Give the total number of lines with the word "werden" in them, and no other words.

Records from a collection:
++++++++++++++++++++

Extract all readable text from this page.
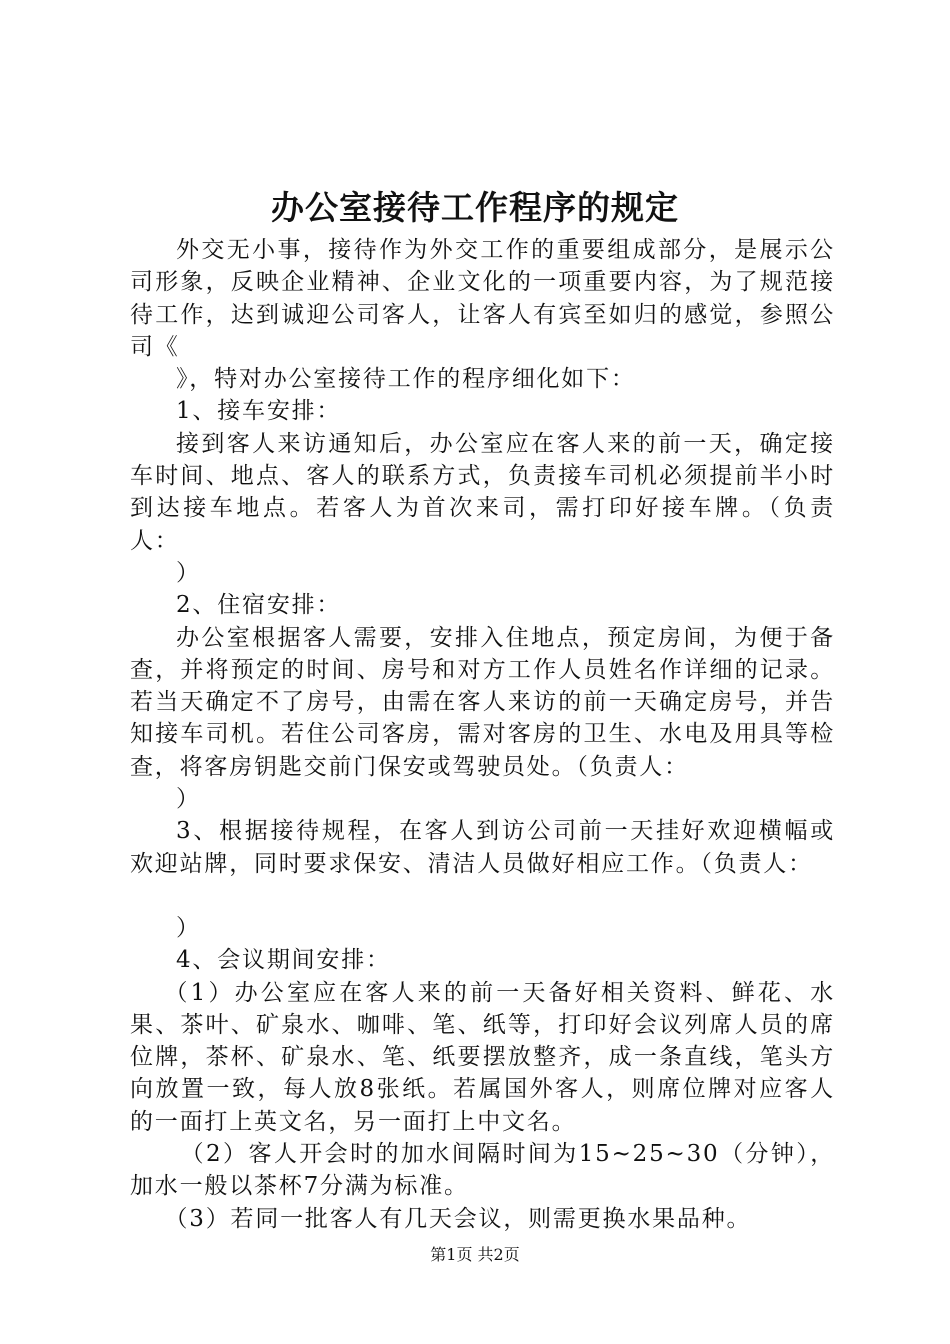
办公室接待工作程序的规定

外交无小事，接待作为外交工作的重要组成部分，是展示公司形象，反映企业精神、企业文化的一项重要内容，为了规范接待工作，达到诚迎公司客人，让客人有宾至如归的感觉，参照公司《

》，特对办公室接待工作的程序细化如下：

1、接车安排：

接到客人来访通知后，办公室应在客人来的前一天，确定接车时间、地点、客人的联系方式，负责接车司机必须提前半小时到达接车地点。若客人为首次来司，需打印好接车牌。（负责人：

）

2、住宿安排：

办公室根据客人需要，安排入住地点，预定房间，为便于备查，并将预定的时间、房号和对方工作人员姓名作详细的记录。若当天确定不了房号，由需在客人来访的前一天确定房号，并告知接车司机。若住公司客房，需对客房的卫生、水电及用具等检查，将客房钥匙交前门保安或驾驶员处。（负责人：

）

3、根据接待规程，在客人到访公司前一天挂好欢迎横幅或欢迎站牌，同时要求保安、清洁人员做好相应工作。（负责人：

）

4、会议期间安排：

（1）办公室应在客人来的前一天备好相关资料、鲜花、水果、茶叶、矿泉水、咖啡、笔、纸等，打印好会议列席人员的席位牌，茶杯、矿泉水、笔、纸要摆放整齐，成一条直线，笔头方向放置一致，每人放8张纸。若属国外客人，则席位牌对应客人的一面打上英文名，另一面打上中文名。

（2）客人开会时的加水间隔时间为15~25~30（分钟），加水一般以茶杯7分满为标准。

（3）若同一批客人有几天会议，则需更换水果品种。

第1页 共2页
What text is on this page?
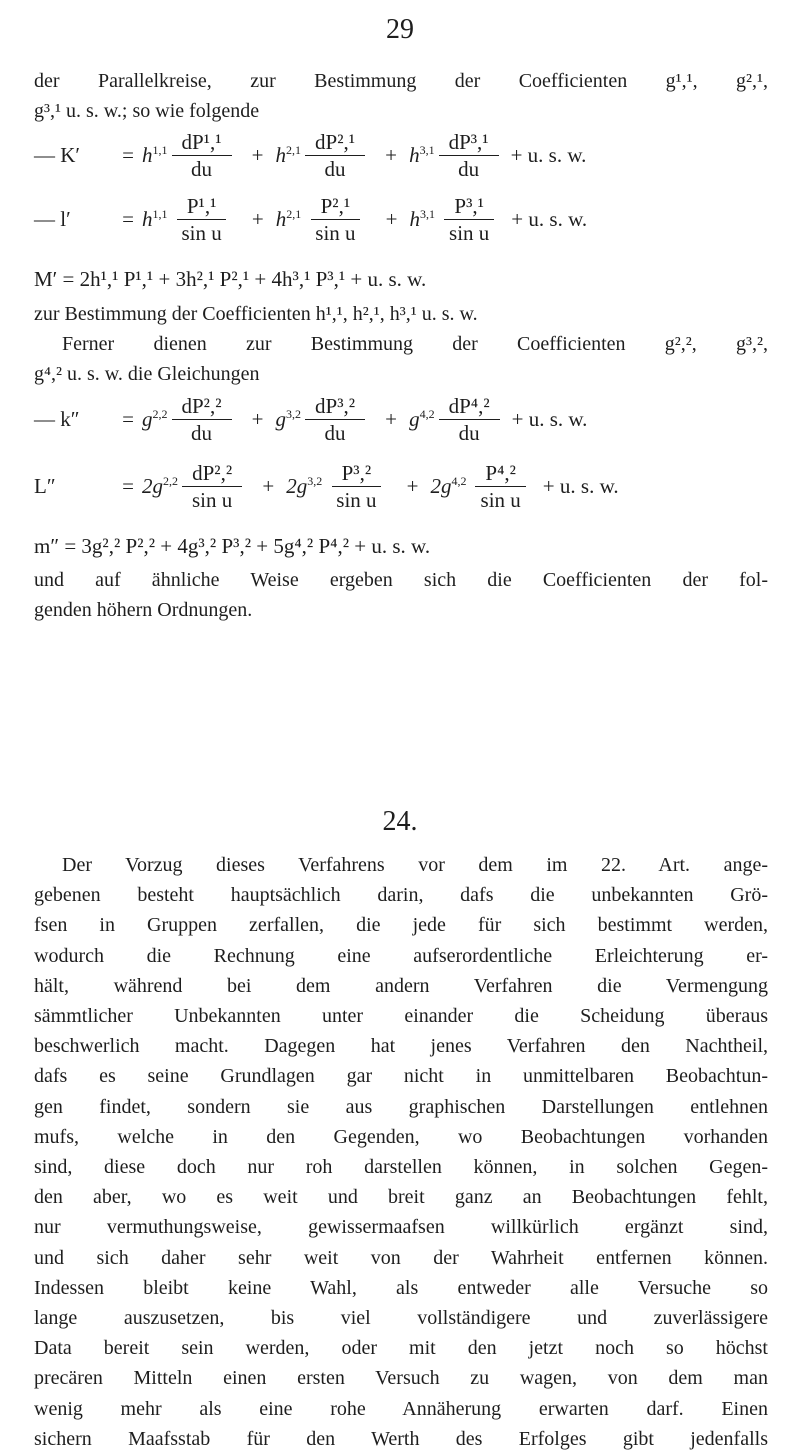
29
der Parallelkreise, zur Bestimmung der Coefficienten g¹,¹, g²,¹,
g³,¹ u. s. w.; so wie folgende
— K′	= $h^{1,1} \frac{\text{dP¹,¹}}{du} + h^{2,1} \frac{\text{dP²,¹}}{du} + h^{3,1} \frac{\text{dP³,¹}}{du} + u$. s. w.
— l′	= $h^{1,1} \frac{\text{P¹,¹}}{\text{sin u}} + h^{2,1} \frac{\text{P²,¹}}{\text{sin u}} + h^{3,1} \frac{\text{P³,¹}}{\text{sin u}} + u$. s. w.
M′ = 2h¹,¹ P¹,¹ + 3h²,¹ P²,¹ + 4h³,¹ P³,¹ + u. s. w.
zur Bestimmung der Coefficienten h¹,¹, h²,¹, h³,¹ u. s. w.
Ferner dienen zur Bestimmung der Coefficienten g²,², g³,²,
g⁴,² u. s. w. die Gleichungen
— k″	= $g^{2,2} \frac{\text{dP²,²}}{du} + g^{3,2} \frac{\text{dP³,²}}{du} + g^{4,2} \frac{\text{dP⁴,²}}{du} + u$. s. w.
L″	= $2g^{2,2} \frac{\text{dP²,²}}{\text{sin u}} + 2g^{3,2} \frac{\text{P³,²}}{\text{sin u}} + 2g^{4,2} \frac{\text{P⁴,²}}{\text{sin u}} + u$. s. w.
m″ = 3g²,² P²,² + 4g³,² P³,² + 5g⁴,² P⁴,² + u. s. w.
und auf ähnliche Weise ergeben sich die Coefficienten der fol-
genden höhern Ordnungen.
24.
Der Vorzug dieses Verfahrens vor dem im 22. Art. ange-
gebenen besteht hauptsächlich darin, dafs die unbekannten Grö-
fsen in Gruppen zerfallen, die jede für sich bestimmt werden,
wodurch die Rechnung eine aufserordentliche Erleichterung er-
hält, während bei dem andern Verfahren die Vermengung
sämmtlicher Unbekannten unter einander die Scheidung überaus
beschwerlich macht. Dagegen hat jenes Verfahren den Nachtheil,
dafs es seine Grundlagen gar nicht in unmittelbaren Beobachtun-
gen findet, sondern sie aus graphischen Darstellungen entlehnen
mufs, welche in den Gegenden, wo Beobachtungen vorhanden
sind, diese doch nur roh darstellen können, in solchen Gegen-
den aber, wo es weit und breit ganz an Beobachtungen fehlt,
nur vermuthungsweise, gewissermaafsen willkürlich ergänzt sind,
und sich daher sehr weit von der Wahrheit entfernen können.
Indessen bleibt keine Wahl, als entweder alle Versuche so
lange auszusetzen, bis viel vollständigere und zuverlässigere
Data bereit sein werden, oder mit den jetzt noch so höchst
precären Mitteln einen ersten Versuch zu wagen, von dem man
wenig mehr als eine rohe Annäherung erwarten darf. Einen
sichern Maafsstab für den Werth des Erfolges gibt jedenfalls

++++++++++++++++++++

WRITTEN SOLUTION> 2